* **TASK INPUTS**
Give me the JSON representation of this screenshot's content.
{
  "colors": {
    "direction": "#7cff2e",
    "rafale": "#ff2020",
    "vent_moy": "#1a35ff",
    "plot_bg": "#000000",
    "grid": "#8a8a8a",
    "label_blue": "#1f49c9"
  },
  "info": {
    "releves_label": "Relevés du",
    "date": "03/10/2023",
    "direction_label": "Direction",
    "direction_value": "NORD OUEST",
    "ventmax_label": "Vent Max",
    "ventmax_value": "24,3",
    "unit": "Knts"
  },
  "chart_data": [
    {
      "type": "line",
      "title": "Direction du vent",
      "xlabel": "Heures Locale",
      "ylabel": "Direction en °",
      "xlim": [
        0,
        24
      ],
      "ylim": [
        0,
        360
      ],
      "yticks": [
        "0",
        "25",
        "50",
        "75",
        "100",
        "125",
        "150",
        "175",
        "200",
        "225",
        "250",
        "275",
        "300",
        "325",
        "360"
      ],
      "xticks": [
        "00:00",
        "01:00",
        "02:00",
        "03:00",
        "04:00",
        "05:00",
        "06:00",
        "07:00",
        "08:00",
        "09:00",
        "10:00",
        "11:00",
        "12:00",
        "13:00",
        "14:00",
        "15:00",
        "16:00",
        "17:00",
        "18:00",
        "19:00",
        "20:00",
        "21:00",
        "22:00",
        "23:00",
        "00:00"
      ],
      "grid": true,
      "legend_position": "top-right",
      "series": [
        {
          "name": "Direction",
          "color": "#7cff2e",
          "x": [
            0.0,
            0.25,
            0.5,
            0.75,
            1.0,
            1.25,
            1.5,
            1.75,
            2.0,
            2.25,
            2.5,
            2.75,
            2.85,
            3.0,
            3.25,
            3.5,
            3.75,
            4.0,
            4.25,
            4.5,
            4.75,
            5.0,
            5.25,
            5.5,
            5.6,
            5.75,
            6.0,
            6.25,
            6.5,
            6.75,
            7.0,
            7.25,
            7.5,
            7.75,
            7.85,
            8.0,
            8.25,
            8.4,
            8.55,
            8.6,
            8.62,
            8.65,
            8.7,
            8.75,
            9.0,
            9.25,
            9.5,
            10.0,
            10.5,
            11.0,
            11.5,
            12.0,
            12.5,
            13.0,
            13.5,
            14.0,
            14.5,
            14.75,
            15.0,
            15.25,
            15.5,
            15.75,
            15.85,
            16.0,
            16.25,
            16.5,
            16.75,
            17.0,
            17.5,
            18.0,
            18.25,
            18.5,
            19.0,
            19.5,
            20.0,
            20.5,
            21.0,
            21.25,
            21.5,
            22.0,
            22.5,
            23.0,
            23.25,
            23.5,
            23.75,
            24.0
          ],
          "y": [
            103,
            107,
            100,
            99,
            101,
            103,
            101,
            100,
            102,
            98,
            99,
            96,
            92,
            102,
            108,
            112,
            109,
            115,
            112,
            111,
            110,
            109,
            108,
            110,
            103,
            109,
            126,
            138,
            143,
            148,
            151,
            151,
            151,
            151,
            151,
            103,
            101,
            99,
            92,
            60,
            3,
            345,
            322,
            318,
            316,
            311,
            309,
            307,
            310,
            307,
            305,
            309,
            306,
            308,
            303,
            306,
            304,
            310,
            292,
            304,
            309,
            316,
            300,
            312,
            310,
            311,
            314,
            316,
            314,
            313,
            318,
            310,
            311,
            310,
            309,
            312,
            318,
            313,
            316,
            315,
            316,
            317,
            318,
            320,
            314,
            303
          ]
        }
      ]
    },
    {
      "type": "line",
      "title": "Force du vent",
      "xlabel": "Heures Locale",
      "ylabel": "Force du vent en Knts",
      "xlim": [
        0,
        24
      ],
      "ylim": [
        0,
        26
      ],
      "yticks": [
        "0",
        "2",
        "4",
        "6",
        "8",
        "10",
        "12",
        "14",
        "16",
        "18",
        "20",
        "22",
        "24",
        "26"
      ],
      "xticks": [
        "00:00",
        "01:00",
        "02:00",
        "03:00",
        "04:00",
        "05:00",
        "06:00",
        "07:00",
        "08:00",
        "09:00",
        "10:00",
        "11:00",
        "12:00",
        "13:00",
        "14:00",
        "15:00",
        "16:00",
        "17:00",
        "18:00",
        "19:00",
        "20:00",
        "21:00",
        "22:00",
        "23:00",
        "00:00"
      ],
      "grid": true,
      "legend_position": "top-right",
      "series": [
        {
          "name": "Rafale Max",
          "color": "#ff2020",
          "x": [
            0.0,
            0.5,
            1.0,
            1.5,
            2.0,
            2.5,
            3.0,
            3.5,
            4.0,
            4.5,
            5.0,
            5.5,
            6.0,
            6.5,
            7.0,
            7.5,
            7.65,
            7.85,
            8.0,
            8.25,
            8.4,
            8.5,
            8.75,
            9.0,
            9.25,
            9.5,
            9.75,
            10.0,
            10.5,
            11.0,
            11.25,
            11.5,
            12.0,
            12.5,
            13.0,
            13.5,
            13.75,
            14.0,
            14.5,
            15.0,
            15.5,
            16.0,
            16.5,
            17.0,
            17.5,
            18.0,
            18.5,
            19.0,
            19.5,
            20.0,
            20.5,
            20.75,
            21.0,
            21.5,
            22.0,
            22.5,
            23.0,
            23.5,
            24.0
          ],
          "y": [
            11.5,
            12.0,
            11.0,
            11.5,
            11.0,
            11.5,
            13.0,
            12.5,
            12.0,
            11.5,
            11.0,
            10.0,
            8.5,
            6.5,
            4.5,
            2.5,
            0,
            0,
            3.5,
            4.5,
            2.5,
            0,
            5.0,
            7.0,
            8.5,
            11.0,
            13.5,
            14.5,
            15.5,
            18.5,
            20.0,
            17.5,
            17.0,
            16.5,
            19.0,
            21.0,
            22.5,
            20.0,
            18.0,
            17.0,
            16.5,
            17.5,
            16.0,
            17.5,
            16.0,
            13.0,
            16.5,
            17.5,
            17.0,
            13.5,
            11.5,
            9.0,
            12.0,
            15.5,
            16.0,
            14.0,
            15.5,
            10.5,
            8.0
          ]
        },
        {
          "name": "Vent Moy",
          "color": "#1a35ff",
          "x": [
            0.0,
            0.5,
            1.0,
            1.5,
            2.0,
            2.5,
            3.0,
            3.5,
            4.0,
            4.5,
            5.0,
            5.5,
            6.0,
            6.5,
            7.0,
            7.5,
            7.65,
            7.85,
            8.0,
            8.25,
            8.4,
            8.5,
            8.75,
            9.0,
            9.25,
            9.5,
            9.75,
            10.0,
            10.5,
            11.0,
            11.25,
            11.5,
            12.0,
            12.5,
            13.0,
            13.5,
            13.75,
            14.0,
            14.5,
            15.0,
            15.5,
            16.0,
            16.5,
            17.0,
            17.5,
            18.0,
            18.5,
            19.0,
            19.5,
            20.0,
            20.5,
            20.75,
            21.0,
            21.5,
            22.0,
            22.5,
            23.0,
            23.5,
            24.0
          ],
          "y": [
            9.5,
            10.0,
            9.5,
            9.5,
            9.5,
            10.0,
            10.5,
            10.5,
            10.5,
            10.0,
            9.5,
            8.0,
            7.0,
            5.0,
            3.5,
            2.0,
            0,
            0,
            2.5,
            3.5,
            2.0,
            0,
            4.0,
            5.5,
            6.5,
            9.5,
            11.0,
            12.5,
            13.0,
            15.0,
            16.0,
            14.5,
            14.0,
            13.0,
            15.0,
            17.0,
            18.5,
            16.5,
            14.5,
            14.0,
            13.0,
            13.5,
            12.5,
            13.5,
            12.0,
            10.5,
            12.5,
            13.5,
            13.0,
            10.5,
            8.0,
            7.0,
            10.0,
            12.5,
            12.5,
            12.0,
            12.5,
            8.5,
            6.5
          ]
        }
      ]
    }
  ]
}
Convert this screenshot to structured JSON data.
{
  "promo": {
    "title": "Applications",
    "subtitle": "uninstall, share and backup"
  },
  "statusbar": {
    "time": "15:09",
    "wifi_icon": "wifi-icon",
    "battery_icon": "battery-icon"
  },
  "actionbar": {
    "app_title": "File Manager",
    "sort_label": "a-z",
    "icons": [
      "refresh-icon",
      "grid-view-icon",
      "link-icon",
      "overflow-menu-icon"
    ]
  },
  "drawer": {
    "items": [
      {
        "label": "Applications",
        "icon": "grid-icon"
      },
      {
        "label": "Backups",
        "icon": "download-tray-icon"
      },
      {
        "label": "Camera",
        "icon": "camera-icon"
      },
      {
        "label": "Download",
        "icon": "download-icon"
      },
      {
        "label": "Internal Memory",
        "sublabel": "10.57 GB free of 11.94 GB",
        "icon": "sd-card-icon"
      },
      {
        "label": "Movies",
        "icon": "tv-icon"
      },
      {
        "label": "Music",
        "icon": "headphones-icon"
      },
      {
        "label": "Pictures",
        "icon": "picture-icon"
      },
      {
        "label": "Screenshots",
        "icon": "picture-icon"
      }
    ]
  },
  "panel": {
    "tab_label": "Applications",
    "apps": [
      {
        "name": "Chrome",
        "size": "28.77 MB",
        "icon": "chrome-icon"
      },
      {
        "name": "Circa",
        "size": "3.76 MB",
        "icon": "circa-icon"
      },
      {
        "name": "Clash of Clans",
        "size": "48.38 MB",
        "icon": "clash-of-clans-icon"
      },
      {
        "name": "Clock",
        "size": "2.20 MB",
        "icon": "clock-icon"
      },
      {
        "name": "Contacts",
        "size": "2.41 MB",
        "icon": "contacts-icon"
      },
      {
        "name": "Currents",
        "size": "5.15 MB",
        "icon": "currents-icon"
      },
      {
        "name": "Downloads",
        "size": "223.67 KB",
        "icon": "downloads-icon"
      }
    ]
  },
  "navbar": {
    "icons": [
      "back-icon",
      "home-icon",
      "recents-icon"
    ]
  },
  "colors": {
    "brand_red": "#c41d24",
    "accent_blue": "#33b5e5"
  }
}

* **TASK GOAL**
Find the string "JSON" in the records, then copy each line where it occurs.

* **OUTPUT OF THE EXERCISE**
Give me the JSON representation of this screenshot's content.
Convert this screenshot to structured JSON data.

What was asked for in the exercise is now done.